[WORK INSTRUCTIONS] Take the records underneath and set them down exactly.

[INPUT RECORDS]
⟨
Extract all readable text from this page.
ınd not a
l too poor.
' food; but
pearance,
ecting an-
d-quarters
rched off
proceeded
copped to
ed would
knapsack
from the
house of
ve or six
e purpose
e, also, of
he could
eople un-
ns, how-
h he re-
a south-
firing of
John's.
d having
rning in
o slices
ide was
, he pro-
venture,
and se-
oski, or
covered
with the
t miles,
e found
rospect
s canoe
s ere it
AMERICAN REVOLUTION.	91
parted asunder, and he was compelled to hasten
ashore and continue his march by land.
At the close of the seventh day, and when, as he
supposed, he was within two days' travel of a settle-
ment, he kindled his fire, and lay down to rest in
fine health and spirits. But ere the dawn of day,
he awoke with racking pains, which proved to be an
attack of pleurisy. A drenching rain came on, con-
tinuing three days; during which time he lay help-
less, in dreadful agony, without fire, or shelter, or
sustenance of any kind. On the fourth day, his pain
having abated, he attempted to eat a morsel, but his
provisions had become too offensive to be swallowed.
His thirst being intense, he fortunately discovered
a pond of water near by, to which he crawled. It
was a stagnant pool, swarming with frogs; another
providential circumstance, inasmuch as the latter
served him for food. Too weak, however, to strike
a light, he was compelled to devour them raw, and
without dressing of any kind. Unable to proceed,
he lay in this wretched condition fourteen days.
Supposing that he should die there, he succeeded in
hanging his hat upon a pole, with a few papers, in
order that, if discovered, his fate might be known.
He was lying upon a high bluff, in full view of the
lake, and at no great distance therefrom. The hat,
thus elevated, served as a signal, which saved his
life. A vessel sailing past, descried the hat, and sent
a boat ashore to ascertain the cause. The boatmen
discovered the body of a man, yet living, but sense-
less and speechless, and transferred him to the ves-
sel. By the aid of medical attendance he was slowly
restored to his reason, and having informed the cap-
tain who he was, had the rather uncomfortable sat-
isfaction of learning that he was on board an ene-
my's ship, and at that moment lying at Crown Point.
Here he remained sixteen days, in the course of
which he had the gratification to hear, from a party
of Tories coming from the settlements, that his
⟩
[ANSWER TO THE TASK]
Extract all readable text from this page.
ınd not a
l too poor.
' food; but
pearance,
ecting an-
d-quarters
rched off
proceeded
copped to
ed would
knapsack
from the
house of
ve or six
e purpose
e, also, of
he could
eople un-
ns, how-
h he re-
a south-
firing of
John's.
d having
rning in
o slices
ide was
, he pro-
venture,
and se-
oski, or
covered
with the
t miles,
e found
rospect
s canoe
s ere it
AMERICAN REVOLUTION.	91
parted asunder, and he was compelled to hasten
ashore and continue his march by land.
At the close of the seventh day, and when, as he
supposed, he was within two days' travel of a settle-
ment, he kindled his fire, and lay down to rest in
fine health and spirits. But ere the dawn of day,
he awoke with racking pains, which proved to be an
attack of pleurisy. A drenching rain came on, con-
tinuing three days; during which time he lay help-
less, in dreadful agony, without fire, or shelter, or
sustenance of any kind. On the fourth day, his pain
having abated, he attempted to eat a morsel, but his
provisions had become too offensive to be swallowed.
His thirst being intense, he fortunately discovered
a pond of water near by, to which he crawled. It
was a stagnant pool, swarming with frogs; another
providential circumstance, inasmuch as the latter
served him for food. Too weak, however, to strike
a light, he was compelled to devour them raw, and
without dressing of any kind. Unable to proceed,
he lay in this wretched condition fourteen days.
Supposing that he should die there, he succeeded in
hanging his hat upon a pole, with a few papers, in
order that, if discovered, his fate might be known.
He was lying upon a high bluff, in full view of the
lake, and at no great distance therefrom. The hat,
thus elevated, served as a signal, which saved his
life. A vessel sailing past, descried the hat, and sent
a boat ashore to ascertain the cause. The boatmen
discovered the body of a man, yet living, but sense-
less and speechless, and transferred him to the ves-
sel. By the aid of medical attendance he was slowly
restored to his reason, and having informed the cap-
tain who he was, had the rather uncomfortable sat-
isfaction of learning that he was on board an ene-
my's ship, and at that moment lying at Crown Point.
Here he remained sixteen days, in the course of
which he had the gratification to hear, from a party
of Tories coming from the settlements, that his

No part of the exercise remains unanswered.